**Instructions to follow**
Scan the records for the string "中国香港"; copy each line where it occurs.

**Input records**
## START

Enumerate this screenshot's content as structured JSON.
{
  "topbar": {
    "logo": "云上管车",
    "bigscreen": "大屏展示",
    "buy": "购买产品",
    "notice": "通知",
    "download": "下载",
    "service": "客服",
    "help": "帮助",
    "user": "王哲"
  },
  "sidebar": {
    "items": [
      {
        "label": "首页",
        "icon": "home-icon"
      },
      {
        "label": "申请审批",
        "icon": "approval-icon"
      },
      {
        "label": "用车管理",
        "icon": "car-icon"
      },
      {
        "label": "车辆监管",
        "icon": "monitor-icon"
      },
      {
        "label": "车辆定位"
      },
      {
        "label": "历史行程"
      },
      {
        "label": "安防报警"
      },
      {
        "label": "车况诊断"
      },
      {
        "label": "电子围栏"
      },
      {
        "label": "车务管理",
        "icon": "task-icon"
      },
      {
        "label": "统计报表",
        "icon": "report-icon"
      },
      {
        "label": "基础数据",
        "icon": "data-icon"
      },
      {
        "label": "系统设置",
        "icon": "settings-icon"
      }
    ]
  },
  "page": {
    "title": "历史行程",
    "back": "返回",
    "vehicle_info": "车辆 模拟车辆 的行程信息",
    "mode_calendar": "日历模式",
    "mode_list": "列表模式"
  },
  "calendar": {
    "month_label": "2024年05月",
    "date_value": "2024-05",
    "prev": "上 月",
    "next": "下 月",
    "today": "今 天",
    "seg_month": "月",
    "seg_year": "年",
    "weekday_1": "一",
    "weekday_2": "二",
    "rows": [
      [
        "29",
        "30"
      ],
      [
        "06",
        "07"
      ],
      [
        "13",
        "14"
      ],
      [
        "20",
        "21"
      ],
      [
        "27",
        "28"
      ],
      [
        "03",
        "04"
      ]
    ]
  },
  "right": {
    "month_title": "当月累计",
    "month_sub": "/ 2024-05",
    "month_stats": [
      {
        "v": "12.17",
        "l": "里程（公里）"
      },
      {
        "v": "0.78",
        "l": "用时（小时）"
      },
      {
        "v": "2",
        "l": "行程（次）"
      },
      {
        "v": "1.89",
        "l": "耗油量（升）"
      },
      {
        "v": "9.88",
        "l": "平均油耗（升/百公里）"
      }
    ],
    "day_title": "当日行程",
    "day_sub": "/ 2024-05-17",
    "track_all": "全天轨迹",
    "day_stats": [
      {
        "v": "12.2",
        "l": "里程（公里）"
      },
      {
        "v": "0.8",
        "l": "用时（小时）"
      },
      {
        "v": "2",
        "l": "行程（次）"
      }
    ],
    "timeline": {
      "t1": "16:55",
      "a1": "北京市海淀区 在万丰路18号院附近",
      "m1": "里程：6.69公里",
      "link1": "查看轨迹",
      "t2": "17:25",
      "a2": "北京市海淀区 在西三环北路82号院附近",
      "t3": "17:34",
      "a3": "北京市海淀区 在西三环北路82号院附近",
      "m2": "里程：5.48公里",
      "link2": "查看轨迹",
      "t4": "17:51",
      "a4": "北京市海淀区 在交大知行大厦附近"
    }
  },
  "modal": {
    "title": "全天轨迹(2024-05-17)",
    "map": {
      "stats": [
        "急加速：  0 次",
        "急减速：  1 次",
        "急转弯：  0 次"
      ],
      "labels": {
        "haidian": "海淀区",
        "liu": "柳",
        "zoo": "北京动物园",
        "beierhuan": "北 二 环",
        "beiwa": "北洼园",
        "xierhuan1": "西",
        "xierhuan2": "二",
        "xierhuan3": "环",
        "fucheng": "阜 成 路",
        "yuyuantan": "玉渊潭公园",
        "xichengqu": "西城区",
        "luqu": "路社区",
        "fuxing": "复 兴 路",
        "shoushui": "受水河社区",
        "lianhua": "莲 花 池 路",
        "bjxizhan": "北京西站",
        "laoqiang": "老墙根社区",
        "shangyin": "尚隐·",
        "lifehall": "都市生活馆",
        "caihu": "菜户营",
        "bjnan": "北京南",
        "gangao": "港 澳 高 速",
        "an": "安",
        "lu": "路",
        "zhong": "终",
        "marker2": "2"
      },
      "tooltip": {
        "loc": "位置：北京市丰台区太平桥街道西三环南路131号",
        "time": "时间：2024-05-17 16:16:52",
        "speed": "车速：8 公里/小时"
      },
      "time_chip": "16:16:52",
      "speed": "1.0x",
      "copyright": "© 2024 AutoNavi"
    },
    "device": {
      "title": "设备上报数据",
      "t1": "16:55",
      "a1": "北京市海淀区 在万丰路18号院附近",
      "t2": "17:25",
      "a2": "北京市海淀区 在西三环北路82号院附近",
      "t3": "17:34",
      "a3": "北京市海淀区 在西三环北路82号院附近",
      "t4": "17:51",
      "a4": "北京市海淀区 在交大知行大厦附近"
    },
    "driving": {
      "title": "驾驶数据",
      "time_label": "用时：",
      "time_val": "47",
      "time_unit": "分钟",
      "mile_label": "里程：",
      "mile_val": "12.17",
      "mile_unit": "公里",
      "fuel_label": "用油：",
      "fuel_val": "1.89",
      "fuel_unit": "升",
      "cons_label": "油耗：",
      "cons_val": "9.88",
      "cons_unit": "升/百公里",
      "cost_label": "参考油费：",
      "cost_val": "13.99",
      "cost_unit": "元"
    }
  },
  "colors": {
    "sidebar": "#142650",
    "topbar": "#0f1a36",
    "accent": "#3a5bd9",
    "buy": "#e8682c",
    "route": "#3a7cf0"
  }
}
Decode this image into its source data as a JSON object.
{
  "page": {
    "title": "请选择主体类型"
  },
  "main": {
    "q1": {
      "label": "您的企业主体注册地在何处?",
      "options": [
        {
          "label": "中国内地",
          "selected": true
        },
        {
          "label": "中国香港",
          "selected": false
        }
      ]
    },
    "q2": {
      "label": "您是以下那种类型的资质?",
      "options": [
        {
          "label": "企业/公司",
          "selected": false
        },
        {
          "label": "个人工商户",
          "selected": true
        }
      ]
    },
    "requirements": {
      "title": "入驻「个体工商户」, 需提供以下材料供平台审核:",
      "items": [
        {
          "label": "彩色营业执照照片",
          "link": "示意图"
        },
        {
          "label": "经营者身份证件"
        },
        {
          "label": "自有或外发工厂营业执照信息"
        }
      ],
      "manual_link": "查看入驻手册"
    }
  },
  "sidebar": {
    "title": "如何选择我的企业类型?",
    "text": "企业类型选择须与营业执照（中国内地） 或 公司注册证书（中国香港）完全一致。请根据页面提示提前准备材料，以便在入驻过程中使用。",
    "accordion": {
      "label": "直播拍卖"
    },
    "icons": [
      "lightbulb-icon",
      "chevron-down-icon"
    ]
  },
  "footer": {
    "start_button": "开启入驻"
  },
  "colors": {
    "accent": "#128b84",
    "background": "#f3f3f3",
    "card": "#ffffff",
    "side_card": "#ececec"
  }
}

## END

**Answer for the task**
          "label": "中国香港",
    "text": "企业类型选择须与营业执照（中国内地） 或 公司注册证书（中国香港）完全一致。请根据页面提示提前准备材料，以便在入驻过程中使用。",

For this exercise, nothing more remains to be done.